Directive - All the records that follow need to be reproduced exactly. Omit the images.

[Saved entries]
+++++

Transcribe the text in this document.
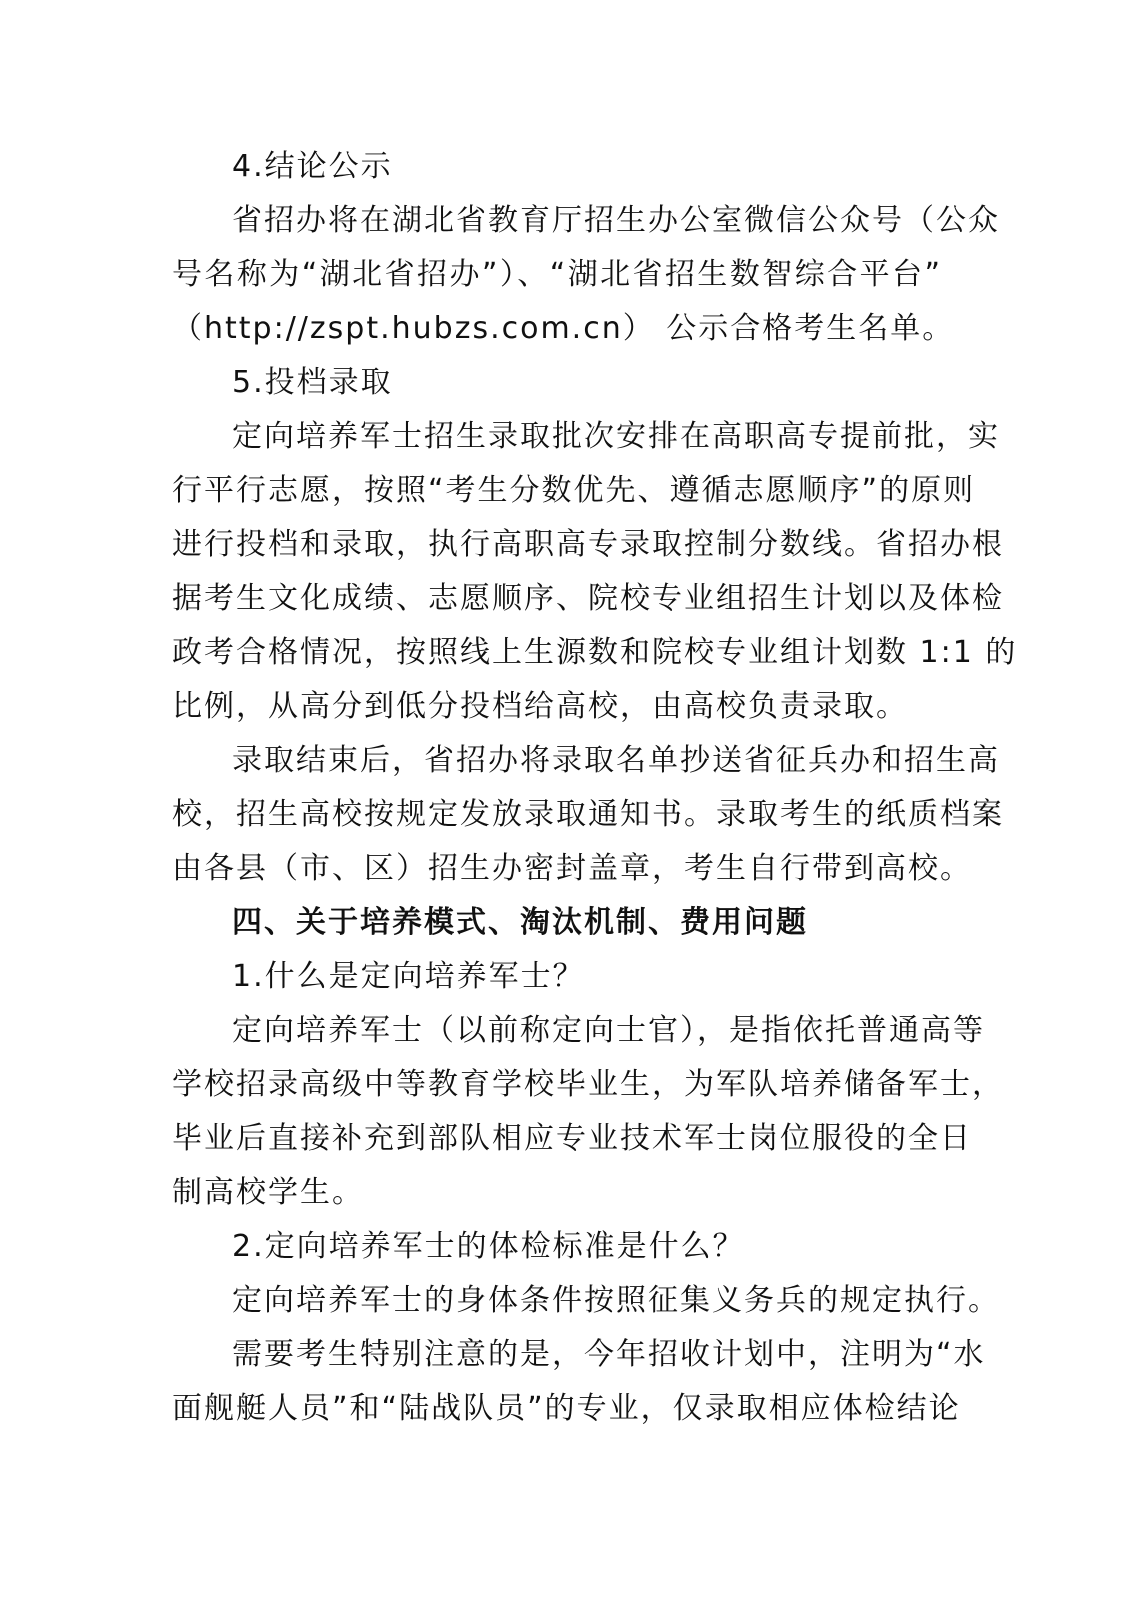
4.结论公示
省招办将在湖北省教育厅招生办公室微信公众号（公众
号名称为“湖北省招办”）、“湖北省招生数智综合平台”
（http://zspt.hubzs.com.cn） 公示合格考生名单。
5.投档录取
定向培养军士招生录取批次安排在高职高专提前批，实
行平行志愿，按照“考生分数优先、遵循志愿顺序”的原则
进行投档和录取，执行高职高专录取控制分数线。省招办根
据考生文化成绩、志愿顺序、院校专业组招生计划以及体检
政考合格情况，按照线上生源数和院校专业组计划数 1:1 的
比例，从高分到低分投档给高校，由高校负责录取。
录取结束后，省招办将录取名单抄送省征兵办和招生高
校，招生高校按规定发放录取通知书。录取考生的纸质档案
由各县（市、区）招生办密封盖章，考生自行带到高校。
四、关于培养模式、淘汰机制、费用问题
1.什么是定向培养军士？
定向培养军士（以前称定向士官），是指依托普通高等
学校招录高级中等教育学校毕业生，为军队培养储备军士，
毕业后直接补充到部队相应专业技术军士岗位服役的全日
制高校学生。
2.定向培养军士的体检标准是什么？
定向培养军士的身体条件按照征集义务兵的规定执行。
需要考生特别注意的是，今年招收计划中，注明为“水
面舰艇人员”和“陆战队员”的专业，仅录取相应体检结论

+++++

The answer -
Transcribe the text in this document.
4.结论公示
省招办将在湖北省教育厅招生办公室微信公众号（公众
号名称为“湖北省招办”）、“湖北省招生数智综合平台”
（http://zspt.hubzs.com.cn） 公示合格考生名单。
5.投档录取
定向培养军士招生录取批次安排在高职高专提前批，实
行平行志愿，按照“考生分数优先、遵循志愿顺序”的原则
进行投档和录取，执行高职高专录取控制分数线。省招办根
据考生文化成绩、志愿顺序、院校专业组招生计划以及体检
政考合格情况，按照线上生源数和院校专业组计划数 1:1 的
比例，从高分到低分投档给高校，由高校负责录取。
录取结束后，省招办将录取名单抄送省征兵办和招生高
校，招生高校按规定发放录取通知书。录取考生的纸质档案
由各县（市、区）招生办密封盖章，考生自行带到高校。
四、关于培养模式、淘汰机制、费用问题
1.什么是定向培养军士？
定向培养军士（以前称定向士官），是指依托普通高等
学校招录高级中等教育学校毕业生，为军队培养储备军士，
毕业后直接补充到部队相应专业技术军士岗位服役的全日
制高校学生。
2.定向培养军士的体检标准是什么？
定向培养军士的身体条件按照征集义务兵的规定执行。
需要考生特别注意的是，今年招收计划中，注明为“水
面舰艇人员”和“陆战队员”的专业，仅录取相应体检结论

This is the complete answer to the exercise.